TO BE DONE: Select the lines that hold the word "flipkart" and copy each one.

-------- SUPPLIED MATERIAL --------

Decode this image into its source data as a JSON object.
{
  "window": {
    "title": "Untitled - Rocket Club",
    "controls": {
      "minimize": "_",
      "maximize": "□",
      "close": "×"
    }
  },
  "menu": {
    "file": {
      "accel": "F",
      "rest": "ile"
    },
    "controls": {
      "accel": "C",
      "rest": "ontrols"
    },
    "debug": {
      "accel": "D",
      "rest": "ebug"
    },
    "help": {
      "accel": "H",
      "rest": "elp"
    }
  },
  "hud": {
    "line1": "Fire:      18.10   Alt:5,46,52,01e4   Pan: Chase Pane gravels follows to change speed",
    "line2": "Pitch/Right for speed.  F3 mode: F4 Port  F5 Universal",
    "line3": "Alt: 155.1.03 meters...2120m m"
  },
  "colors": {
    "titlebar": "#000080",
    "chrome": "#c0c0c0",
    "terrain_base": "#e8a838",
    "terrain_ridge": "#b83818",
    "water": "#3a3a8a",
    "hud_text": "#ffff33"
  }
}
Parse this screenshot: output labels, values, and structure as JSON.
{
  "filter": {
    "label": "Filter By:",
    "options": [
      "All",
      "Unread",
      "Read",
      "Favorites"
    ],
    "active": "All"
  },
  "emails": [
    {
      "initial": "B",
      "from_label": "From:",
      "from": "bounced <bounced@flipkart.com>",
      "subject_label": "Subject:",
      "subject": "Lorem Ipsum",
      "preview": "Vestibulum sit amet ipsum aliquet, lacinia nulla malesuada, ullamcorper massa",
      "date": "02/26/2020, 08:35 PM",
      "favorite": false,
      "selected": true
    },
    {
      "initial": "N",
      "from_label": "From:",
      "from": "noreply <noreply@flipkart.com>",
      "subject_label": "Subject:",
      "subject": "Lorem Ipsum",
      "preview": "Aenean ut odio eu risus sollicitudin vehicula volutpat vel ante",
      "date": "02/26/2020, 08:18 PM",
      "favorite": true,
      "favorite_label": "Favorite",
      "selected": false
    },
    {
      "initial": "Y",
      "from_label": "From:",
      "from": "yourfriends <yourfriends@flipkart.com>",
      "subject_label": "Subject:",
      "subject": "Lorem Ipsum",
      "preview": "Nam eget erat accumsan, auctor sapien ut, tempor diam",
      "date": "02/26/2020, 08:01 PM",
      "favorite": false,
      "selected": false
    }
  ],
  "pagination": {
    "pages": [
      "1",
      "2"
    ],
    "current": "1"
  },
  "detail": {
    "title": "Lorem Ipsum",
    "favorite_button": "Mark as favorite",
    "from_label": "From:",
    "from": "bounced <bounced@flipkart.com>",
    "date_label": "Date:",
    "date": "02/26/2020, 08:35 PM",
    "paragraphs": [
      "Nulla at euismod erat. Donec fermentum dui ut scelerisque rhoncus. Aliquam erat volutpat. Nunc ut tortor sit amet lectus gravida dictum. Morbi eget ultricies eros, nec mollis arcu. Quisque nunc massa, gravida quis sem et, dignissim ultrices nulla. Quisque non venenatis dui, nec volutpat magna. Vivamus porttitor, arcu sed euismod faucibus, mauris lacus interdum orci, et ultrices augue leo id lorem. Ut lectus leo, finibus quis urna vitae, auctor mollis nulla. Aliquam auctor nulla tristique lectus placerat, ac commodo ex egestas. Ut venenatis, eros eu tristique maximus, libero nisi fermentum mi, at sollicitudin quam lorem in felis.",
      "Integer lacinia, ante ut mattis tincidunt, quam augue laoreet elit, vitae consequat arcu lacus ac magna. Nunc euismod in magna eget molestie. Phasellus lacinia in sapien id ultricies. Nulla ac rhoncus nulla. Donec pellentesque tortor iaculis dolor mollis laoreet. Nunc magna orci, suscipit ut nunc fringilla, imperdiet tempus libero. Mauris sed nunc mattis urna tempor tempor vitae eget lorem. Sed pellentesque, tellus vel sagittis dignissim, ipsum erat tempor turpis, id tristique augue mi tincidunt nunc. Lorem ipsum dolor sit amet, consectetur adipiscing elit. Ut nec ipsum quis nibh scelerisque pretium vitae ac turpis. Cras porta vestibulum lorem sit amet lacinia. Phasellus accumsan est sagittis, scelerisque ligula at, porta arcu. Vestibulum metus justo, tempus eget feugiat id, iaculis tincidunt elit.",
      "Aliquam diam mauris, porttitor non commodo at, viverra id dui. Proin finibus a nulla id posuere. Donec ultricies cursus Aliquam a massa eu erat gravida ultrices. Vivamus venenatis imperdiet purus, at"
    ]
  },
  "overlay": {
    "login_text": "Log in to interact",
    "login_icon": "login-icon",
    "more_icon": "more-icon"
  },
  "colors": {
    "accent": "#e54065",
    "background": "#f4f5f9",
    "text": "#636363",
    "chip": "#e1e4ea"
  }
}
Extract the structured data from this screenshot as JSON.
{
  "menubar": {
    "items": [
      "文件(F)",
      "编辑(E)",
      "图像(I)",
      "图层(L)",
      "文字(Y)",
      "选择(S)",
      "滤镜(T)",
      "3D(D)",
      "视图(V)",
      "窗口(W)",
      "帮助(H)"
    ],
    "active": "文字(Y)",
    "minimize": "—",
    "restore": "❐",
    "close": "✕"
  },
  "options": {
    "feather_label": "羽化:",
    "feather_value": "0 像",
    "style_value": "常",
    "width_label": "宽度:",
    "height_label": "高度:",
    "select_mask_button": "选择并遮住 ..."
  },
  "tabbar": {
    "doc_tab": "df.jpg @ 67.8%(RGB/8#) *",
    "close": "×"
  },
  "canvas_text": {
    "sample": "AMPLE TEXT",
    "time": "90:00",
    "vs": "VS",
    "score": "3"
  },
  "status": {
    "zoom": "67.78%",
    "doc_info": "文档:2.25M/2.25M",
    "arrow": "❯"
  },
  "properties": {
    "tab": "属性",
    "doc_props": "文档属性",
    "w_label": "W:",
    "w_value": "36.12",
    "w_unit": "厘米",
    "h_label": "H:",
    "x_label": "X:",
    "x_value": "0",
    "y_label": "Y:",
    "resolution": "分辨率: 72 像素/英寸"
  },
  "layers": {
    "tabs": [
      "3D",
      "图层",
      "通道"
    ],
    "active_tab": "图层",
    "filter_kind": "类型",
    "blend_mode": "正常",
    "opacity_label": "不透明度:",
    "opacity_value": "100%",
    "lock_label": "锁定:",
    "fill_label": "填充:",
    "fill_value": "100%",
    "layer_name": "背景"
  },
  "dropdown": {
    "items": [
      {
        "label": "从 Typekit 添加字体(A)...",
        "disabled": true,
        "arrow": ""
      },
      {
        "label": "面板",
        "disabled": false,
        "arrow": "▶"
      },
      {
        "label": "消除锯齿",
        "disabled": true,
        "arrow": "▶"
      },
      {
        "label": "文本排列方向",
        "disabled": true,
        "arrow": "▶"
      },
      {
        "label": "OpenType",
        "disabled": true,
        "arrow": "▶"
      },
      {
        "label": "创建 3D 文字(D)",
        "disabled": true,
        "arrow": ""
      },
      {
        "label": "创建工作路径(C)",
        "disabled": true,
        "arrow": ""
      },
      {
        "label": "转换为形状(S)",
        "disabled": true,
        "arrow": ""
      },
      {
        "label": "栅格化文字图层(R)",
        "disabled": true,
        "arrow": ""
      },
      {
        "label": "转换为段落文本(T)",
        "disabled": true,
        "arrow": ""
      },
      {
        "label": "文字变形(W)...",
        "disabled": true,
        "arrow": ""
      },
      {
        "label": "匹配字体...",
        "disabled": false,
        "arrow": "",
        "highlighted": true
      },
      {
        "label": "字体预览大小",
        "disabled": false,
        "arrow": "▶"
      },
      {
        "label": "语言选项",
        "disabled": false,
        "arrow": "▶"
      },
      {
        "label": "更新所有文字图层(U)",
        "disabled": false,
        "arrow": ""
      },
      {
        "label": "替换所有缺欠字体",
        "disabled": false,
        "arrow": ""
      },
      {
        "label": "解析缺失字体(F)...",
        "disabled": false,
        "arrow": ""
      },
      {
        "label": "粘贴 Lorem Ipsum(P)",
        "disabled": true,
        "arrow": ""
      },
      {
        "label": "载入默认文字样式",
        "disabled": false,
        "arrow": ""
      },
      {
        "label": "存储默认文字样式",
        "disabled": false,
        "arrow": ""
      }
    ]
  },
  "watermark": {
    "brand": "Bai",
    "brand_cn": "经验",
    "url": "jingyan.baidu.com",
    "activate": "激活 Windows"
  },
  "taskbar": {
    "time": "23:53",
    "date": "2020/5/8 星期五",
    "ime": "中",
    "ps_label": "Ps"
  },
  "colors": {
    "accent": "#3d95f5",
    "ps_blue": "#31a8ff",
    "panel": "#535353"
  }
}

--------

ANSWER FOR THIS EXERCISE:
      "from": "bounced <bounced@flipkart.com>",
      "from": "noreply <noreply@flipkart.com>",
      "from": "yourfriends <yourfriends@flipkart.com>",
    "from": "bounced <bounced@flipkart.com>",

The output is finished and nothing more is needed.